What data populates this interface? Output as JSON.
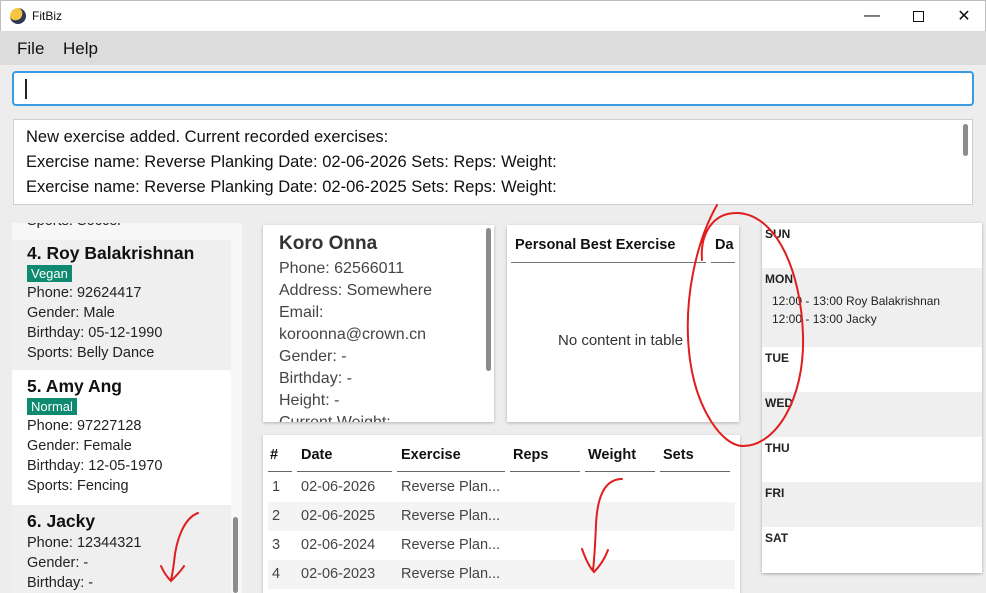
{
  "window": {
    "title": "FitBiz"
  },
  "menu": {
    "file": "File",
    "help": "Help"
  },
  "command": {
    "value": ""
  },
  "result": {
    "lines": [
      "New exercise added. Current recorded exercises:",
      "Exercise name: Reverse Planking Date: 02-06-2026 Sets:  Reps:  Weight:",
      "Exercise name: Reverse Planking Date: 02-06-2025 Sets:  Reps:  Weight:"
    ]
  },
  "people": {
    "partial_line": "Sports: Soccer",
    "cards": [
      {
        "name": "4.  Roy Balakrishnan",
        "tag": "Vegan",
        "phone": "Phone: 92624417",
        "gender": "Gender: Male",
        "birthday": "Birthday: 05-12-1990",
        "sports": "Sports: Belly Dance"
      },
      {
        "name": "5.  Amy Ang",
        "tag": "Normal",
        "phone": "Phone: 97227128",
        "gender": "Gender: Female",
        "birthday": "Birthday: 12-05-1970",
        "sports": "Sports: Fencing"
      },
      {
        "name": "6.  Jacky",
        "phone": "Phone: 12344321",
        "gender": "Gender: -",
        "birthday": "Birthday: -"
      }
    ]
  },
  "profile": {
    "name": "Koro Onna",
    "phone": "Phone: 62566011",
    "address": "Address: Somewhere",
    "email_label": "Email:",
    "email": "koroonna@crown.cn",
    "gender": "Gender: -",
    "birthday": "Birthday: -",
    "height": "Height: -",
    "current_weight": "Current Weight:"
  },
  "personal_best": {
    "col_exercise": "Personal Best Exercise",
    "col_date": "Da",
    "empty": "No content in table"
  },
  "exercises": {
    "headers": [
      "#",
      "Date",
      "Exercise",
      "Reps",
      "Weight",
      "Sets"
    ],
    "rows": [
      {
        "num": "1",
        "date": "02-06-2026",
        "exercise": "Reverse Plan..."
      },
      {
        "num": "2",
        "date": "02-06-2025",
        "exercise": "Reverse Plan..."
      },
      {
        "num": "3",
        "date": "02-06-2024",
        "exercise": "Reverse Plan..."
      },
      {
        "num": "4",
        "date": "02-06-2023",
        "exercise": "Reverse Plan..."
      }
    ]
  },
  "schedule": {
    "days": [
      "SUN",
      "MON",
      "TUE",
      "WED",
      "THU",
      "FRI",
      "SAT"
    ],
    "mon_appointments": [
      "12:00 - 13:00 Roy Balakrishnan",
      "12:00 - 13:00 Jacky"
    ]
  },
  "colors": {
    "accent": "#3a9be2",
    "tag": "#0d8a6f",
    "annotation": "#e01e1e"
  }
}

═══

* **Exercise**: Tell how many lines hold the string "phone", giving the number and nothing else.

* **Solution for this task**: 4